# RECORDS FOR THE TASK start

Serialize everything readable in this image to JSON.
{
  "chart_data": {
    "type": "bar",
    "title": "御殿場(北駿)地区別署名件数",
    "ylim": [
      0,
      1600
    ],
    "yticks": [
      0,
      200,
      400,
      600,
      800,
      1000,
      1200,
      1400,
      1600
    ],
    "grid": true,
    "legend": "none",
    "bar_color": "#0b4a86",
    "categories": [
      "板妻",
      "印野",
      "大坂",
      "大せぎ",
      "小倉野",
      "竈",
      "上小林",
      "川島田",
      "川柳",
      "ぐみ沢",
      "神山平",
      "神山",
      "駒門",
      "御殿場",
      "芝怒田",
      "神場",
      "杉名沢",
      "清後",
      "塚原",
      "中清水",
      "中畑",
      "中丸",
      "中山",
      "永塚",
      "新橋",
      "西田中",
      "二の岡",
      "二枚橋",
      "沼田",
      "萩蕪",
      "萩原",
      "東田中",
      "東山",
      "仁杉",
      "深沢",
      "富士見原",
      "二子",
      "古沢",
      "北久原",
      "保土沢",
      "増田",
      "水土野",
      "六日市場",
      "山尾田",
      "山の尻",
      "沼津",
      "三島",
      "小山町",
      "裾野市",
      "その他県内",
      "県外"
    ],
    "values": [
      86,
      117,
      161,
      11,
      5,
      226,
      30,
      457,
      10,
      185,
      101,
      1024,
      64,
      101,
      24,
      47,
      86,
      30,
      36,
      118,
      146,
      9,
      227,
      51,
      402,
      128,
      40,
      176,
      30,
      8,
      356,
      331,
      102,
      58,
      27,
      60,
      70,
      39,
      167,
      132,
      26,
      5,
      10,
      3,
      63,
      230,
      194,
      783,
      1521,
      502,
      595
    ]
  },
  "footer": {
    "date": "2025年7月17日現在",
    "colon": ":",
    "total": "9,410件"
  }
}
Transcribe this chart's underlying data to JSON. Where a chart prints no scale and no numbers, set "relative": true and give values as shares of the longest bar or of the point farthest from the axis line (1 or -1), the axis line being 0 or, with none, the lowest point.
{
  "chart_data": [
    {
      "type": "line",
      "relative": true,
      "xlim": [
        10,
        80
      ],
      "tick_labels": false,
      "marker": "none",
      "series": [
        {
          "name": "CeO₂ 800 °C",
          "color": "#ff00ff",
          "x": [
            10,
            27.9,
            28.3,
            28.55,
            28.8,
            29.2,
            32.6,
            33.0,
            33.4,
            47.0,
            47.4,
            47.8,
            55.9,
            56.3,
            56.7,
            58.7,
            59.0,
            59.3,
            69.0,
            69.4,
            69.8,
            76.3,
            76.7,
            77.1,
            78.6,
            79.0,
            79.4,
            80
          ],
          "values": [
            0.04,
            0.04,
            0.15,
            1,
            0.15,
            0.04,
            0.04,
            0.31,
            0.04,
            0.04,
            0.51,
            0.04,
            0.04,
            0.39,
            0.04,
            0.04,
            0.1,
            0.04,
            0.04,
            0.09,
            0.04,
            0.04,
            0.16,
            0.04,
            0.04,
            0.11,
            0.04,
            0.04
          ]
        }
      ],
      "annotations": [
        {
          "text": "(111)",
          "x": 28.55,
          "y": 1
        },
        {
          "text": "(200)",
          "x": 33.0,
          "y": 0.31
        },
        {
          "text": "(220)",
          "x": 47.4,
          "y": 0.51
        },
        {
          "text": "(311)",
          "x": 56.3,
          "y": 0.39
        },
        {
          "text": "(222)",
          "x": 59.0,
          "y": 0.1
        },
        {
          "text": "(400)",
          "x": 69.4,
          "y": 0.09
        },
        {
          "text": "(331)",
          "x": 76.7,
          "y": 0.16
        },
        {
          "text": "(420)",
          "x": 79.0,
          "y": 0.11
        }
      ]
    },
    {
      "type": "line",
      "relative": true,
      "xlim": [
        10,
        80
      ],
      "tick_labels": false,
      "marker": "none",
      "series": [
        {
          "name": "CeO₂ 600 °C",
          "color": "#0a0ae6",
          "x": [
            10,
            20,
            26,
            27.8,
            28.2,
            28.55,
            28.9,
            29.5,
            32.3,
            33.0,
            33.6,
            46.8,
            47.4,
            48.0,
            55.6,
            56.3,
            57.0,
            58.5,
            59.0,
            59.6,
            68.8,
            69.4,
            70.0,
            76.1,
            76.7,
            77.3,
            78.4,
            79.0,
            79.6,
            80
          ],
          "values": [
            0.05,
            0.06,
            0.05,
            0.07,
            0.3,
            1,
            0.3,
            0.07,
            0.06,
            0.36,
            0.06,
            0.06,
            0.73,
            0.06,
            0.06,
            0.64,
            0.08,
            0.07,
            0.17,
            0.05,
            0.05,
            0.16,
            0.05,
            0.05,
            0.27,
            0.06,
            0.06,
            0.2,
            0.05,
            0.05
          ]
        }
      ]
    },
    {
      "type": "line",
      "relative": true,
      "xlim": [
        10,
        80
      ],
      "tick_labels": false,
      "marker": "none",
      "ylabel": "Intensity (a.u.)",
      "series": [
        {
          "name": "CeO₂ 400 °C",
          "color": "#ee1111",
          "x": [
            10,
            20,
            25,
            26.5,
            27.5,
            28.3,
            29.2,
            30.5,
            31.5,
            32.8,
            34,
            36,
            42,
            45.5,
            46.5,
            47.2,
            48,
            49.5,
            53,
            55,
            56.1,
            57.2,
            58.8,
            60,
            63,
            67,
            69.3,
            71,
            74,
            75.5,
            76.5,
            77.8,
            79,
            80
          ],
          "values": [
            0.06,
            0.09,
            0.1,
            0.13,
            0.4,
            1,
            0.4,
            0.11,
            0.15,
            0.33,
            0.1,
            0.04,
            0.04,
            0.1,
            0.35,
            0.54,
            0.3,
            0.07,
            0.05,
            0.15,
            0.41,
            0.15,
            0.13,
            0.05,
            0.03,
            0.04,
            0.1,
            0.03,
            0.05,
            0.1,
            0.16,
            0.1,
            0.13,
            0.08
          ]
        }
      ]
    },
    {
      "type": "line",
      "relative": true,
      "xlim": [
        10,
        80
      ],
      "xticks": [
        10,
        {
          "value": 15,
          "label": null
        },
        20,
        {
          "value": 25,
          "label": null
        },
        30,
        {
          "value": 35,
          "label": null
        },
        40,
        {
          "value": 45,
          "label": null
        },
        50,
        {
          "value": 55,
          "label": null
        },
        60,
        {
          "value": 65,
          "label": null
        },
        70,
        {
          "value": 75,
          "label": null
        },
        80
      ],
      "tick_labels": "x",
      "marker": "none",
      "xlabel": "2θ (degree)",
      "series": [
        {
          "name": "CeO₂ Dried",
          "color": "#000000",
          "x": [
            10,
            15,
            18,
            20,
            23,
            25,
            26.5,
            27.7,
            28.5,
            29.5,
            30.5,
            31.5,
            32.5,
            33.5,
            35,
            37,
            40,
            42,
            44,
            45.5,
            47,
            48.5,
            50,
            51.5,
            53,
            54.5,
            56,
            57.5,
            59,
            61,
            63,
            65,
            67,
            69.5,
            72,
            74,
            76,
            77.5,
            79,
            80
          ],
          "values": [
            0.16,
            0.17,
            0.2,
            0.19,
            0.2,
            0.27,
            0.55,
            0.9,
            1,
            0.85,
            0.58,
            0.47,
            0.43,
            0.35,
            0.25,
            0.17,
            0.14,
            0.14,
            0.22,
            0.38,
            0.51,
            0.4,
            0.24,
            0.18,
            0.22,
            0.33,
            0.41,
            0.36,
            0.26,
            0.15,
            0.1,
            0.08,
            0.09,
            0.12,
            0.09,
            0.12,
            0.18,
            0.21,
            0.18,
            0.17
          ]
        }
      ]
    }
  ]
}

# RECORDS FOR THE TASK end

* EXERCISE AIM *
Please output the entries above, every line exactly as it reads.

* SOLVED EXERCISE *
Serialize everything readable in this image to JSON.
{
  "chart_data": {
    "type": "bar",
    "title": "御殿場(北駿)地区別署名件数",
    "ylim": [
      0,
      1600
    ],
    "yticks": [
      0,
      200,
      400,
      600,
      800,
      1000,
      1200,
      1400,
      1600
    ],
    "grid": true,
    "legend": "none",
    "bar_color": "#0b4a86",
    "categories": [
      "板妻",
      "印野",
      "大坂",
      "大せぎ",
      "小倉野",
      "竈",
      "上小林",
      "川島田",
      "川柳",
      "ぐみ沢",
      "神山平",
      "神山",
      "駒門",
      "御殿場",
      "芝怒田",
      "神場",
      "杉名沢",
      "清後",
      "塚原",
      "中清水",
      "中畑",
      "中丸",
      "中山",
      "永塚",
      "新橋",
      "西田中",
      "二の岡",
      "二枚橋",
      "沼田",
      "萩蕪",
      "萩原",
      "東田中",
      "東山",
      "仁杉",
      "深沢",
      "富士見原",
      "二子",
      "古沢",
      "北久原",
      "保土沢",
      "増田",
      "水土野",
      "六日市場",
      "山尾田",
      "山の尻",
      "沼津",
      "三島",
      "小山町",
      "裾野市",
      "その他県内",
      "県外"
    ],
    "values": [
      86,
      117,
      161,
      11,
      5,
      226,
      30,
      457,
      10,
      185,
      101,
      1024,
      64,
      101,
      24,
      47,
      86,
      30,
      36,
      118,
      146,
      9,
      227,
      51,
      402,
      128,
      40,
      176,
      30,
      8,
      356,
      331,
      102,
      58,
      27,
      60,
      70,
      39,
      167,
      132,
      26,
      5,
      10,
      3,
      63,
      230,
      194,
      783,
      1521,
      502,
      595
    ]
  },
  "footer": {
    "date": "2025年7月17日現在",
    "colon": ":",
    "total": "9,410件"
  }
}
Transcribe this chart's underlying data to JSON. Where a chart prints no scale and no numbers, set "relative": true and give values as shares of the longest bar or of the point farthest from the axis line (1 or -1), the axis line being 0 or, with none, the lowest point.
{
  "chart_data": [
    {
      "type": "line",
      "relative": true,
      "xlim": [
        10,
        80
      ],
      "tick_labels": false,
      "marker": "none",
      "series": [
        {
          "name": "CeO₂ 800 °C",
          "color": "#ff00ff",
          "x": [
            10,
            27.9,
            28.3,
            28.55,
            28.8,
            29.2,
            32.6,
            33.0,
            33.4,
            47.0,
            47.4,
            47.8,
            55.9,
            56.3,
            56.7,
            58.7,
            59.0,
            59.3,
            69.0,
            69.4,
            69.8,
            76.3,
            76.7,
            77.1,
            78.6,
            79.0,
            79.4,
            80
          ],
          "values": [
            0.04,
            0.04,
            0.15,
            1,
            0.15,
            0.04,
            0.04,
            0.31,
            0.04,
            0.04,
            0.51,
            0.04,
            0.04,
            0.39,
            0.04,
            0.04,
            0.1,
            0.04,
            0.04,
            0.09,
            0.04,
            0.04,
            0.16,
            0.04,
            0.04,
            0.11,
            0.04,
            0.04
          ]
        }
      ],
      "annotations": [
        {
          "text": "(111)",
          "x": 28.55,
          "y": 1
        },
        {
          "text": "(200)",
          "x": 33.0,
          "y": 0.31
        },
        {
          "text": "(220)",
          "x": 47.4,
          "y": 0.51
        },
        {
          "text": "(311)",
          "x": 56.3,
          "y": 0.39
        },
        {
          "text": "(222)",
          "x": 59.0,
          "y": 0.1
        },
        {
          "text": "(400)",
          "x": 69.4,
          "y": 0.09
        },
        {
          "text": "(331)",
          "x": 76.7,
          "y": 0.16
        },
        {
          "text": "(420)",
          "x": 79.0,
          "y": 0.11
        }
      ]
    },
    {
      "type": "line",
      "relative": true,
      "xlim": [
        10,
        80
      ],
      "tick_labels": false,
      "marker": "none",
      "series": [
        {
          "name": "CeO₂ 600 °C",
          "color": "#0a0ae6",
          "x": [
            10,
            20,
            26,
            27.8,
            28.2,
            28.55,
            28.9,
            29.5,
            32.3,
            33.0,
            33.6,
            46.8,
            47.4,
            48.0,
            55.6,
            56.3,
            57.0,
            58.5,
            59.0,
            59.6,
            68.8,
            69.4,
            70.0,
            76.1,
            76.7,
            77.3,
            78.4,
            79.0,
            79.6,
            80
          ],
          "values": [
            0.05,
            0.06,
            0.05,
            0.07,
            0.3,
            1,
            0.3,
            0.07,
            0.06,
            0.36,
            0.06,
            0.06,
            0.73,
            0.06,
            0.06,
            0.64,
            0.08,
            0.07,
            0.17,
            0.05,
            0.05,
            0.16,
            0.05,
            0.05,
            0.27,
            0.06,
            0.06,
            0.2,
            0.05,
            0.05
          ]
        }
      ]
    },
    {
      "type": "line",
      "relative": true,
      "xlim": [
        10,
        80
      ],
      "tick_labels": false,
      "marker": "none",
      "ylabel": "Intensity (a.u.)",
      "series": [
        {
          "name": "CeO₂ 400 °C",
          "color": "#ee1111",
          "x": [
            10,
            20,
            25,
            26.5,
            27.5,
            28.3,
            29.2,
            30.5,
            31.5,
            32.8,
            34,
            36,
            42,
            45.5,
            46.5,
            47.2,
            48,
            49.5,
            53,
            55,
            56.1,
            57.2,
            58.8,
            60,
            63,
            67,
            69.3,
            71,
            74,
            75.5,
            76.5,
            77.8,
            79,
            80
          ],
          "values": [
            0.06,
            0.09,
            0.1,
            0.13,
            0.4,
            1,
            0.4,
            0.11,
            0.15,
            0.33,
            0.1,
            0.04,
            0.04,
            0.1,
            0.35,
            0.54,
            0.3,
            0.07,
            0.05,
            0.15,
            0.41,
            0.15,
            0.13,
            0.05,
            0.03,
            0.04,
            0.1,
            0.03,
            0.05,
            0.1,
            0.16,
            0.1,
            0.13,
            0.08
          ]
        }
      ]
    },
    {
      "type": "line",
      "relative": true,
      "xlim": [
        10,
        80
      ],
      "xticks": [
        10,
        {
          "value": 15,
          "label": null
        },
        20,
        {
          "value": 25,
          "label": null
        },
        30,
        {
          "value": 35,
          "label": null
        },
        40,
        {
          "value": 45,
          "label": null
        },
        50,
        {
          "value": 55,
          "label": null
        },
        60,
        {
          "value": 65,
          "label": null
        },
        70,
        {
          "value": 75,
          "label": null
        },
        80
      ],
      "tick_labels": "x",
      "marker": "none",
      "xlabel": "2θ (degree)",
      "series": [
        {
          "name": "CeO₂ Dried",
          "color": "#000000",
          "x": [
            10,
            15,
            18,
            20,
            23,
            25,
            26.5,
            27.7,
            28.5,
            29.5,
            30.5,
            31.5,
            32.5,
            33.5,
            35,
            37,
            40,
            42,
            44,
            45.5,
            47,
            48.5,
            50,
            51.5,
            53,
            54.5,
            56,
            57.5,
            59,
            61,
            63,
            65,
            67,
            69.5,
            72,
            74,
            76,
            77.5,
            79,
            80
          ],
          "values": [
            0.16,
            0.17,
            0.2,
            0.19,
            0.2,
            0.27,
            0.55,
            0.9,
            1,
            0.85,
            0.58,
            0.47,
            0.43,
            0.35,
            0.25,
            0.17,
            0.14,
            0.14,
            0.22,
            0.38,
            0.51,
            0.4,
            0.24,
            0.18,
            0.22,
            0.33,
            0.41,
            0.36,
            0.26,
            0.15,
            0.1,
            0.08,
            0.09,
            0.12,
            0.09,
            0.12,
            0.18,
            0.21,
            0.18,
            0.17
          ]
        }
      ]
    }
  ]
}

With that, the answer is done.